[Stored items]
'''
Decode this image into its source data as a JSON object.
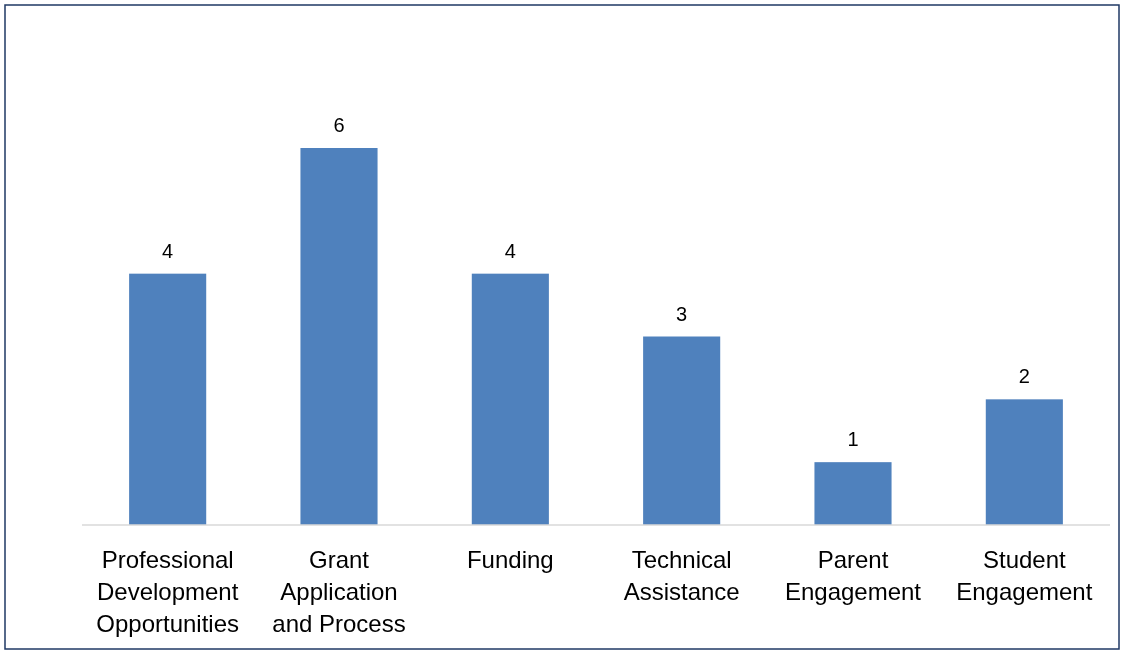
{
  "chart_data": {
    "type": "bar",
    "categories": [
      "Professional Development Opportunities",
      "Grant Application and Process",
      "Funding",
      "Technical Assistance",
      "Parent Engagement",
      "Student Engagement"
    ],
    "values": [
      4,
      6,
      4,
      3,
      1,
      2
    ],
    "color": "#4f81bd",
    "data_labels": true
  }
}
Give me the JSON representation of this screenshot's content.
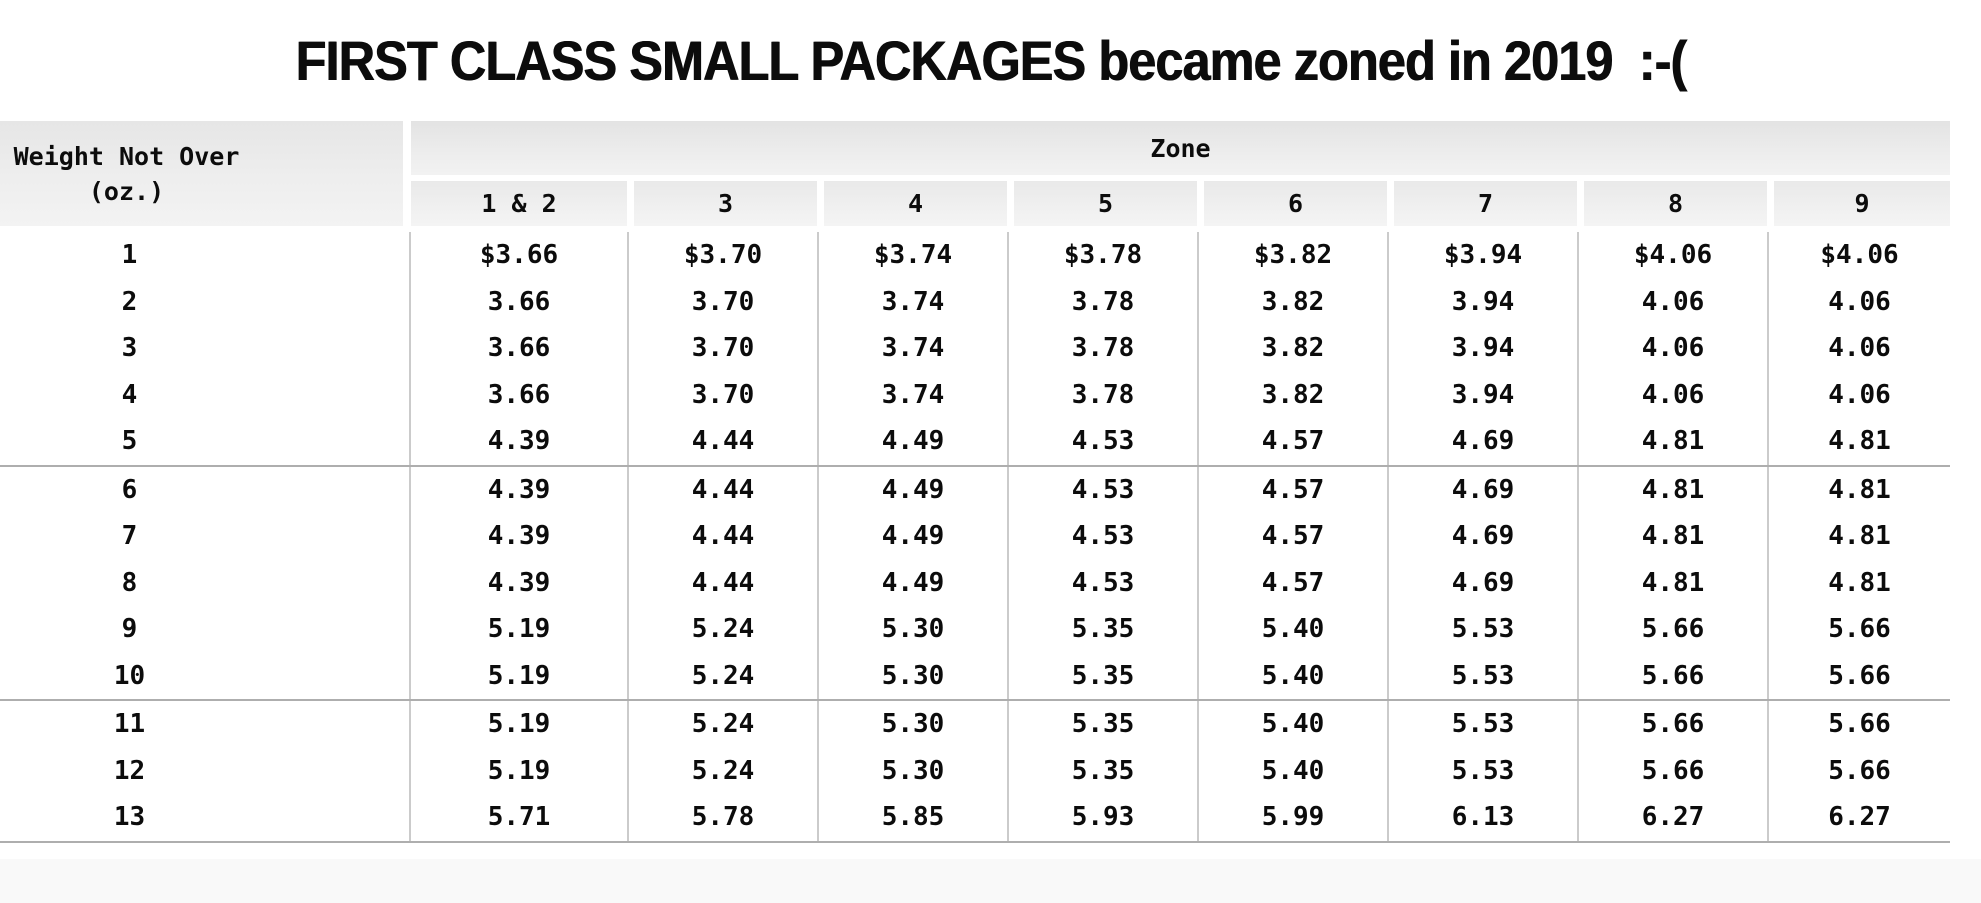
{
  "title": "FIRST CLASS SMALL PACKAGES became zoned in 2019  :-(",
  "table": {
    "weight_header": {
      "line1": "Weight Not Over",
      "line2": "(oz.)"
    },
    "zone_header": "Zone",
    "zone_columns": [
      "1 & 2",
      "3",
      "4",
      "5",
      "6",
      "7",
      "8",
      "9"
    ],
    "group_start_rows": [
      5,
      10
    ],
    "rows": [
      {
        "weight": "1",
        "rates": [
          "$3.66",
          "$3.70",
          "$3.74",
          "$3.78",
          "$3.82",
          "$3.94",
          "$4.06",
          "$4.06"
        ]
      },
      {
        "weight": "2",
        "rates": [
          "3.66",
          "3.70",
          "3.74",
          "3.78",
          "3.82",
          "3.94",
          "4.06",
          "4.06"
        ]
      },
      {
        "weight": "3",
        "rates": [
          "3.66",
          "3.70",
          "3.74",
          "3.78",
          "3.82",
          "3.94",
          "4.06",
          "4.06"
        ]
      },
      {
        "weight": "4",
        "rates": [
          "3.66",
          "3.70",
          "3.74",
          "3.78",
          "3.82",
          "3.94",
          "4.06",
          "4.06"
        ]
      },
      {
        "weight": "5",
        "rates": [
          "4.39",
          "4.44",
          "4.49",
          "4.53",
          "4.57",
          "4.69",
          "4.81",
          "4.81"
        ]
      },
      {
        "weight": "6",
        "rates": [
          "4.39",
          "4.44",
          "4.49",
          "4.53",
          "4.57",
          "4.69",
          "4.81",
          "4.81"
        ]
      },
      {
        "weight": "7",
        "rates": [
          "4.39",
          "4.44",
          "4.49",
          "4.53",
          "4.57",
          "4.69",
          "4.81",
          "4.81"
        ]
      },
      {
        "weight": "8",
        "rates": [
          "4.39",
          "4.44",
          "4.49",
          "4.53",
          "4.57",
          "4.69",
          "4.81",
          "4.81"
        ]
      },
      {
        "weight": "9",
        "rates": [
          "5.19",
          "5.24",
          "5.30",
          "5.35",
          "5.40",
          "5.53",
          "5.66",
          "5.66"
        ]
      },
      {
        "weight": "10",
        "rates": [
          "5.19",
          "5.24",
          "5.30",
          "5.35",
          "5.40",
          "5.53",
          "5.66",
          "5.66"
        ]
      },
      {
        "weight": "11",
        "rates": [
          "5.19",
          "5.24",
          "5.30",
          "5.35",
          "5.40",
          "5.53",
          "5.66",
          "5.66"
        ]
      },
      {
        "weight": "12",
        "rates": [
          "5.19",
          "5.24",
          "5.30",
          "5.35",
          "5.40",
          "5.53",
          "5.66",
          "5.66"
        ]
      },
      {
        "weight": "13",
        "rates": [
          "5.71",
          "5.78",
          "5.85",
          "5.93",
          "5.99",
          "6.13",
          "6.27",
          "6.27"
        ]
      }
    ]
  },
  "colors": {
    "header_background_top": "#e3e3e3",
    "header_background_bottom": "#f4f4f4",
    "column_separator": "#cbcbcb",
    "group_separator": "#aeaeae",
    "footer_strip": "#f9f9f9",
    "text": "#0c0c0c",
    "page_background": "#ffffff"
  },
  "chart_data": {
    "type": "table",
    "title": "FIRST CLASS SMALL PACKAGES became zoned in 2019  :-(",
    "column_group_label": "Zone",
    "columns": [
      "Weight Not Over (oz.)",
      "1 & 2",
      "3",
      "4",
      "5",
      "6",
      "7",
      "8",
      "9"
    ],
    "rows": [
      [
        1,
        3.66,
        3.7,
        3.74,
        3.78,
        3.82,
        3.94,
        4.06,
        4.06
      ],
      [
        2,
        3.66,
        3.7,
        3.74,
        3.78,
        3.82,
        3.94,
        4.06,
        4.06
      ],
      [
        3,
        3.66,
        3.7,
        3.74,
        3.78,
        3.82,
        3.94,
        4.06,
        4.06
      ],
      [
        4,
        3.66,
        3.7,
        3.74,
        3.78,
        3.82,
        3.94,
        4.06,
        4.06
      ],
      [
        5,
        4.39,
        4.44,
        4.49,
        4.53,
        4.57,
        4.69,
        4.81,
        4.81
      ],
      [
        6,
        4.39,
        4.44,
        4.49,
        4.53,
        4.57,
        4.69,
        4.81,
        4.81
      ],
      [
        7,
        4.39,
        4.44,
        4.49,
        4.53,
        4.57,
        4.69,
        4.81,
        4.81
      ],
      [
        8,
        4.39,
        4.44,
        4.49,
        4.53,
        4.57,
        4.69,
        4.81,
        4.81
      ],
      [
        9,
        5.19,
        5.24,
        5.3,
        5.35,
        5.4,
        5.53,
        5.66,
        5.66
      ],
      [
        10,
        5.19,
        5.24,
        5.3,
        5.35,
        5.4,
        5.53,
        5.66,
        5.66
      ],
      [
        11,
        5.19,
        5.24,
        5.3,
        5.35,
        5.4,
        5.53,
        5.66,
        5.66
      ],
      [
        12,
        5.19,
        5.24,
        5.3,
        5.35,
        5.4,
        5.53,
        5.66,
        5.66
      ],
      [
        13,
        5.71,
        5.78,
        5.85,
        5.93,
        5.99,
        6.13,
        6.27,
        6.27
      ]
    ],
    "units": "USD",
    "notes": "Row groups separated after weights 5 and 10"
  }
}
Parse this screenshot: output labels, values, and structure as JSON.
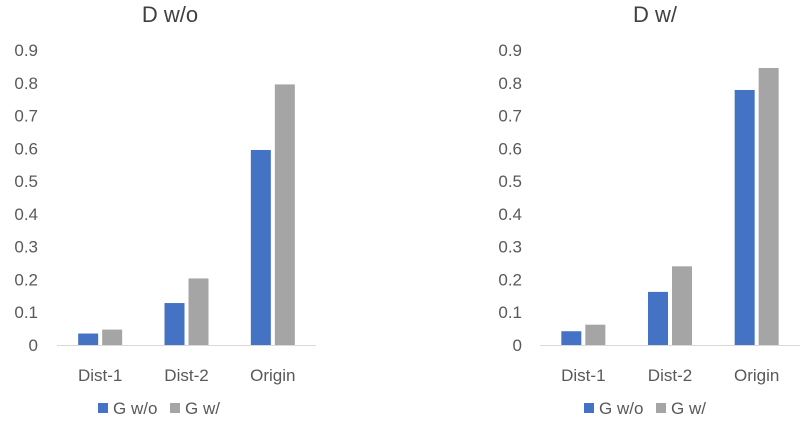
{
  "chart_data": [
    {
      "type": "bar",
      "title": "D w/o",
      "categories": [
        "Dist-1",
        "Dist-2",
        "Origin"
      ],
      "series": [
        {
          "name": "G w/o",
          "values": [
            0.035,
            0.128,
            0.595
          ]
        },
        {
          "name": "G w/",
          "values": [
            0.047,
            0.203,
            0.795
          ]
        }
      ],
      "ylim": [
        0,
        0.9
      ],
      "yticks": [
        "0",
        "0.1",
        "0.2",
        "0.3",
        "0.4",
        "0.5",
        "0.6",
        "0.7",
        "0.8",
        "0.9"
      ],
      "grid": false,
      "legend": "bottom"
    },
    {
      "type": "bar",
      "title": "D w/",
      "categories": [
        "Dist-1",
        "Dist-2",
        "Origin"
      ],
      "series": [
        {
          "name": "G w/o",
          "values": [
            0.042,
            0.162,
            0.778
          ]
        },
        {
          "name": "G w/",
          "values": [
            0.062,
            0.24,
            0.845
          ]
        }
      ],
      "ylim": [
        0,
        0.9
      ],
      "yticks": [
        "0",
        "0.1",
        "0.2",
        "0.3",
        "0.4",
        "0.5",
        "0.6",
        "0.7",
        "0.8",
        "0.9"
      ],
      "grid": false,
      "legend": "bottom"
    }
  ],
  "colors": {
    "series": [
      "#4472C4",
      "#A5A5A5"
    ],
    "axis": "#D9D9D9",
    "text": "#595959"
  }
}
'''
→ **Challenge**: Transcribe every record above exactly, leaving out the pictures.

→ **Full response**:
Decode this image into its source data as a JSON object.
{
  "chart_data": {
    "type": "bar",
    "categories": [
      "Professional Development Opportunities",
      "Grant Application and Process",
      "Funding",
      "Technical Assistance",
      "Parent Engagement",
      "Student Engagement"
    ],
    "values": [
      4,
      6,
      4,
      3,
      1,
      2
    ],
    "color": "#4f81bd",
    "data_labels": true
  }
}
Give me the JSON representation of this screenshot's content.
{
  "title": "FIRST CLASS SMALL PACKAGES became zoned in 2019  :-(",
  "table": {
    "weight_header": {
      "line1": "Weight Not Over",
      "line2": "(oz.)"
    },
    "zone_header": "Zone",
    "zone_columns": [
      "1 & 2",
      "3",
      "4",
      "5",
      "6",
      "7",
      "8",
      "9"
    ],
    "group_start_rows": [
      5,
      10
    ],
    "rows": [
      {
        "weight": "1",
        "rates": [
          "$3.66",
          "$3.70",
          "$3.74",
          "$3.78",
          "$3.82",
          "$3.94",
          "$4.06",
          "$4.06"
        ]
      },
      {
        "weight": "2",
        "rates": [
          "3.66",
          "3.70",
          "3.74",
          "3.78",
          "3.82",
          "3.94",
          "4.06",
          "4.06"
        ]
      },
      {
        "weight": "3",
        "rates": [
          "3.66",
          "3.70",
          "3.74",
          "3.78",
          "3.82",
          "3.94",
          "4.06",
          "4.06"
        ]
      },
      {
        "weight": "4",
        "rates": [
          "3.66",
          "3.70",
          "3.74",
          "3.78",
          "3.82",
          "3.94",
          "4.06",
          "4.06"
        ]
      },
      {
        "weight": "5",
        "rates": [
          "4.39",
          "4.44",
          "4.49",
          "4.53",
          "4.57",
          "4.69",
          "4.81",
          "4.81"
        ]
      },
      {
        "weight": "6",
        "rates": [
          "4.39",
          "4.44",
          "4.49",
          "4.53",
          "4.57",
          "4.69",
          "4.81",
          "4.81"
        ]
      },
      {
        "weight": "7",
        "rates": [
          "4.39",
          "4.44",
          "4.49",
          "4.53",
          "4.57",
          "4.69",
          "4.81",
          "4.81"
        ]
      },
      {
        "weight": "8",
        "rates": [
          "4.39",
          "4.44",
          "4.49",
          "4.53",
          "4.57",
          "4.69",
          "4.81",
          "4.81"
        ]
      },
      {
        "weight": "9",
        "rates": [
          "5.19",
          "5.24",
          "5.30",
          "5.35",
          "5.40",
          "5.53",
          "5.66",
          "5.66"
        ]
      },
      {
        "weight": "10",
        "rates": [
          "5.19",
          "5.24",
          "5.30",
          "5.35",
          "5.40",
          "5.53",
          "5.66",
          "5.66"
        ]
      },
      {
        "weight": "11",
        "rates": [
          "5.19",
          "5.24",
          "5.30",
          "5.35",
          "5.40",
          "5.53",
          "5.66",
          "5.66"
        ]
      },
      {
        "weight": "12",
        "rates": [
          "5.19",
          "5.24",
          "5.30",
          "5.35",
          "5.40",
          "5.53",
          "5.66",
          "5.66"
        ]
      },
      {
        "weight": "13",
        "rates": [
          "5.71",
          "5.78",
          "5.85",
          "5.93",
          "5.99",
          "6.13",
          "6.27",
          "6.27"
        ]
      }
    ]
  },
  "colors": {
    "header_background_top": "#e3e3e3",
    "header_background_bottom": "#f4f4f4",
    "column_separator": "#cbcbcb",
    "group_separator": "#aeaeae",
    "footer_strip": "#f9f9f9",
    "text": "#0c0c0c",
    "page_background": "#ffffff"
  },
  "chart_data": {
    "type": "table",
    "title": "FIRST CLASS SMALL PACKAGES became zoned in 2019  :-(",
    "column_group_label": "Zone",
    "columns": [
      "Weight Not Over (oz.)",
      "1 & 2",
      "3",
      "4",
      "5",
      "6",
      "7",
      "8",
      "9"
    ],
    "rows": [
      [
        1,
        3.66,
        3.7,
        3.74,
        3.78,
        3.82,
        3.94,
        4.06,
        4.06
      ],
      [
        2,
        3.66,
        3.7,
        3.74,
        3.78,
        3.82,
        3.94,
        4.06,
        4.06
      ],
      [
        3,
        3.66,
        3.7,
        3.74,
        3.78,
        3.82,
        3.94,
        4.06,
        4.06
      ],
      [
        4,
        3.66,
        3.7,
        3.74,
        3.78,
        3.82,
        3.94,
        4.06,
        4.06
      ],
      [
        5,
        4.39,
        4.44,
        4.49,
        4.53,
        4.57,
        4.69,
        4.81,
        4.81
      ],
      [
        6,
        4.39,
        4.44,
        4.49,
        4.53,
        4.57,
        4.69,
        4.81,
        4.81
      ],
      [
        7,
        4.39,
        4.44,
        4.49,
        4.53,
        4.57,
        4.69,
        4.81,
        4.81
      ],
      [
        8,
        4.39,
        4.44,
        4.49,
        4.53,
        4.57,
        4.69,
        4.81,
        4.81
      ],
      [
        9,
        5.19,
        5.24,
        5.3,
        5.35,
        5.4,
        5.53,
        5.66,
        5.66
      ],
      [
        10,
        5.19,
        5.24,
        5.3,
        5.35,
        5.4,
        5.53,
        5.66,
        5.66
      ],
      [
        11,
        5.19,
        5.24,
        5.3,
        5.35,
        5.4,
        5.53,
        5.66,
        5.66
      ],
      [
        12,
        5.19,
        5.24,
        5.3,
        5.35,
        5.4,
        5.53,
        5.66,
        5.66
      ],
      [
        13,
        5.71,
        5.78,
        5.85,
        5.93,
        5.99,
        6.13,
        6.27,
        6.27
      ]
    ],
    "units": "USD",
    "notes": "Row groups separated after weights 5 and 10"
  }
}
Parse this screenshot: output labels, values, and structure as JSON.
{
  "chart_data": [
    {
      "type": "bar",
      "title": "D w/o",
      "categories": [
        "Dist-1",
        "Dist-2",
        "Origin"
      ],
      "series": [
        {
          "name": "G w/o",
          "values": [
            0.035,
            0.128,
            0.595
          ]
        },
        {
          "name": "G w/",
          "values": [
            0.047,
            0.203,
            0.795
          ]
        }
      ],
      "ylim": [
        0,
        0.9
      ],
      "yticks": [
        "0",
        "0.1",
        "0.2",
        "0.3",
        "0.4",
        "0.5",
        "0.6",
        "0.7",
        "0.8",
        "0.9"
      ],
      "grid": false,
      "legend": "bottom"
    },
    {
      "type": "bar",
      "title": "D w/",
      "categories": [
        "Dist-1",
        "Dist-2",
        "Origin"
      ],
      "series": [
        {
          "name": "G w/o",
          "values": [
            0.042,
            0.162,
            0.778
          ]
        },
        {
          "name": "G w/",
          "values": [
            0.062,
            0.24,
            0.845
          ]
        }
      ],
      "ylim": [
        0,
        0.9
      ],
      "yticks": [
        "0",
        "0.1",
        "0.2",
        "0.3",
        "0.4",
        "0.5",
        "0.6",
        "0.7",
        "0.8",
        "0.9"
      ],
      "grid": false,
      "legend": "bottom"
    }
  ],
  "colors": {
    "series": [
      "#4472C4",
      "#A5A5A5"
    ],
    "axis": "#D9D9D9",
    "text": "#595959"
  }
}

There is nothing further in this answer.